Work request: The only thing to send back is the number of lines below that hold the string "Weekly".

+--

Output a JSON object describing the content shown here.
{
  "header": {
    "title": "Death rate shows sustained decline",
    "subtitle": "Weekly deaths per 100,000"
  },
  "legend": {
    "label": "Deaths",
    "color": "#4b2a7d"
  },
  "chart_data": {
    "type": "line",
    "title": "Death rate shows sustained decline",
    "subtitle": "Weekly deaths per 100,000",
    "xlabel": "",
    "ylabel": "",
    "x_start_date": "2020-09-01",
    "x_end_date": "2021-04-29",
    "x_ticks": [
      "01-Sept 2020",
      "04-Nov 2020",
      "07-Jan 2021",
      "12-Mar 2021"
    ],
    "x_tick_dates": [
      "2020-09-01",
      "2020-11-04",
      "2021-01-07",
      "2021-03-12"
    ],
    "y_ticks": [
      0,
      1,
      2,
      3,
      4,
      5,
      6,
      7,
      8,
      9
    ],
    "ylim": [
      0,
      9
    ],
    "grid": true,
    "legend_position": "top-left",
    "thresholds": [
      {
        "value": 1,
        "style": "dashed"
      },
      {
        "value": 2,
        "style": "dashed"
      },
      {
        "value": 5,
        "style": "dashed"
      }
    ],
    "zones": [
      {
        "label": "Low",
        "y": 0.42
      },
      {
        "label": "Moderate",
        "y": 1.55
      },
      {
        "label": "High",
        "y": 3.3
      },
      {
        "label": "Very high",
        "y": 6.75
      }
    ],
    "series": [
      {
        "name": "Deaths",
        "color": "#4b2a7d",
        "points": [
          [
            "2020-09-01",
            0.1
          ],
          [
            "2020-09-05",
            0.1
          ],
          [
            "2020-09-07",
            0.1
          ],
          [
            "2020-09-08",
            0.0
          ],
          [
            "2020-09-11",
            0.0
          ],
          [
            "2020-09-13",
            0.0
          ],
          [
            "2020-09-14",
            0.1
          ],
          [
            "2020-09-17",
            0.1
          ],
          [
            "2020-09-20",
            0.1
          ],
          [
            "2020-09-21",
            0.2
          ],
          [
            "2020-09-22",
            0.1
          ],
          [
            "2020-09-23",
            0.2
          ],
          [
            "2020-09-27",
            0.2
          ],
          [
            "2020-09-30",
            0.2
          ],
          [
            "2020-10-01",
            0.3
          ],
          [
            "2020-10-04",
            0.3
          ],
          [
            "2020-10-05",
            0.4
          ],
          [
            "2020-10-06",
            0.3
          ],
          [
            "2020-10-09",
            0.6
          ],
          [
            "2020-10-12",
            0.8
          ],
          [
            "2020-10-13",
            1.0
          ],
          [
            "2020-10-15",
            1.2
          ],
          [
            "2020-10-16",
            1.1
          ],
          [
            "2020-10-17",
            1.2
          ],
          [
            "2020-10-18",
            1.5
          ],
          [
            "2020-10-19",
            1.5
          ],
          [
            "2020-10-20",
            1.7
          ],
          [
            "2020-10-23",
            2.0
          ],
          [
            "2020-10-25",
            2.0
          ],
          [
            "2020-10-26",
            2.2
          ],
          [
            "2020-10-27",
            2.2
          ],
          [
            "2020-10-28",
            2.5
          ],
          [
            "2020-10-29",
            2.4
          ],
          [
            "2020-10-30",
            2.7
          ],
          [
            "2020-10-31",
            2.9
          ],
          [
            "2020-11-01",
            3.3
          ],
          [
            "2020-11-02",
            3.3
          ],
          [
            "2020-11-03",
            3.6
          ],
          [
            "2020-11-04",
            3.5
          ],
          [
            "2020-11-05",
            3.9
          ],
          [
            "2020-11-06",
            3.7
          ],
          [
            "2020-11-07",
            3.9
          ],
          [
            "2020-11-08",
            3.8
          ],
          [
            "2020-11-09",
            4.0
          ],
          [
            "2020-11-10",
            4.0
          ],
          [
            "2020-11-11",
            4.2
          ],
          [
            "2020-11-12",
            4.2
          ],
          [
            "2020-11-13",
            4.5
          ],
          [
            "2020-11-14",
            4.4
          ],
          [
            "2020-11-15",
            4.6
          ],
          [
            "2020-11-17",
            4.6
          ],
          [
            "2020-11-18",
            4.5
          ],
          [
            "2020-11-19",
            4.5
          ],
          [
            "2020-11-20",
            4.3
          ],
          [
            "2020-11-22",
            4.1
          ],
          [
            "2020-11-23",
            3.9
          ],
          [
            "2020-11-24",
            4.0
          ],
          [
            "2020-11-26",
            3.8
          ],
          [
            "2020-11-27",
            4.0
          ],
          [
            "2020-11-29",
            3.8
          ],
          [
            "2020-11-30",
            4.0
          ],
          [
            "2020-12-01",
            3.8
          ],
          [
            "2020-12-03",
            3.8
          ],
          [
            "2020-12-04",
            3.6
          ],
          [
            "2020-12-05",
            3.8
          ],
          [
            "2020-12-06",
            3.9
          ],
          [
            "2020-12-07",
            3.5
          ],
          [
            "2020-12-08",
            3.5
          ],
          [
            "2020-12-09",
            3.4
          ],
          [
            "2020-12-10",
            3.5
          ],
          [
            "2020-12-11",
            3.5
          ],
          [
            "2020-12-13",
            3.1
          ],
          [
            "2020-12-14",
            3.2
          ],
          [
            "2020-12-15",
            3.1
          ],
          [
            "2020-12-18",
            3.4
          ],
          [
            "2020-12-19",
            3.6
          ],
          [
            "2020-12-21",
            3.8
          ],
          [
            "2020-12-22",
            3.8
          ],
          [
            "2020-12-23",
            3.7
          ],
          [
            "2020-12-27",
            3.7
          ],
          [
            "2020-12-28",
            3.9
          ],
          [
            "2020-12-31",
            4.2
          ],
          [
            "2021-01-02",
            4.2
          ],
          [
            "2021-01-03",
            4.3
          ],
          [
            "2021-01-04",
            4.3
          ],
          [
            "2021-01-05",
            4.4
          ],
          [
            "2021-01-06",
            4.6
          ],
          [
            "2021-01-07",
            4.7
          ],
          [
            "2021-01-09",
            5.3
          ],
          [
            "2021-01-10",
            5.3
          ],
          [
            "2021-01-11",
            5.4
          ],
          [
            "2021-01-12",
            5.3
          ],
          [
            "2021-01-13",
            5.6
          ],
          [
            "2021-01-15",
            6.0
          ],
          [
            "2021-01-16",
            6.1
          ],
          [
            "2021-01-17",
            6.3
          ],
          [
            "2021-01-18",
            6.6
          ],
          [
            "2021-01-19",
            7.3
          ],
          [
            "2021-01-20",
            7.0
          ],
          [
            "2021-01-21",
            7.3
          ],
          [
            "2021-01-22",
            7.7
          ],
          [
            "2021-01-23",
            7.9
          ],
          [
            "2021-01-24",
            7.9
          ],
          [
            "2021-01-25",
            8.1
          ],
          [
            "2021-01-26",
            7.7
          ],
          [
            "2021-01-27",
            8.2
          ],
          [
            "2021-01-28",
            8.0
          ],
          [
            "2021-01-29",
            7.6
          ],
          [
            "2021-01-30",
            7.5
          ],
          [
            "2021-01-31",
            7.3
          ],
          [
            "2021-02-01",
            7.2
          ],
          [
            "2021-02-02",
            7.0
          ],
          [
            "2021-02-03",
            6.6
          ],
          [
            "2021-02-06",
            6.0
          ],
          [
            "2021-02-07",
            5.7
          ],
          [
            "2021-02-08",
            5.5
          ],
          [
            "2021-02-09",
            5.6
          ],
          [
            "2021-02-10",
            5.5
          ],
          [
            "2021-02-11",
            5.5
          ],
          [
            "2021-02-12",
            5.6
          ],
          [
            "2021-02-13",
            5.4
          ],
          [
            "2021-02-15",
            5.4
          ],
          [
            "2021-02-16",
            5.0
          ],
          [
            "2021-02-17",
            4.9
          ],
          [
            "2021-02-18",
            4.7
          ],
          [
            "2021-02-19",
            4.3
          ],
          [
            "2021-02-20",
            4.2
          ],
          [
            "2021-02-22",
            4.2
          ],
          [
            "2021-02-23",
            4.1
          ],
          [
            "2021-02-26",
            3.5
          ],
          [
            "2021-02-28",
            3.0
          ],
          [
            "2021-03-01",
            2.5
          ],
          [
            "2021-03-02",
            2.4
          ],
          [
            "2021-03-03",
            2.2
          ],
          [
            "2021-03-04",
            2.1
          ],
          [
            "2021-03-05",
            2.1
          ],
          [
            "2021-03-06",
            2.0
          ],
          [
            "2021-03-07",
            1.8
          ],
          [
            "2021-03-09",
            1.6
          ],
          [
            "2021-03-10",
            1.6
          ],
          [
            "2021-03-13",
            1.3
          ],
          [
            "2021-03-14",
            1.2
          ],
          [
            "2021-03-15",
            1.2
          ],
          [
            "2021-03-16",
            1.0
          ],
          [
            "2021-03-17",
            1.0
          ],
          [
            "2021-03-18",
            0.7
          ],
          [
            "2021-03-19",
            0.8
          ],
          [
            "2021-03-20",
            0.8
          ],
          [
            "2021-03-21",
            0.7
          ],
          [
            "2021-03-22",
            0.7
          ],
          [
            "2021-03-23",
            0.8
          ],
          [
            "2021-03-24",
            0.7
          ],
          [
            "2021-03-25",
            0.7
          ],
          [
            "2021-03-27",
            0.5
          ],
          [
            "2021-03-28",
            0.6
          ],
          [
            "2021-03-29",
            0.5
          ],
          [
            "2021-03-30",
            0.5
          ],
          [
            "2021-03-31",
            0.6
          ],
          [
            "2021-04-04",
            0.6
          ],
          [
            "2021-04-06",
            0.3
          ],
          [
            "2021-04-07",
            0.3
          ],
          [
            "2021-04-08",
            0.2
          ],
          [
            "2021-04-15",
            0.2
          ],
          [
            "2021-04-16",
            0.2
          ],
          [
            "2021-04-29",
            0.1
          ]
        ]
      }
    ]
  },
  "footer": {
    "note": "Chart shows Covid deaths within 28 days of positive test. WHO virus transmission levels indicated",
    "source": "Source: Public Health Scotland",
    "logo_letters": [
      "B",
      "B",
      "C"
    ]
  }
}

+--

Written answer: 2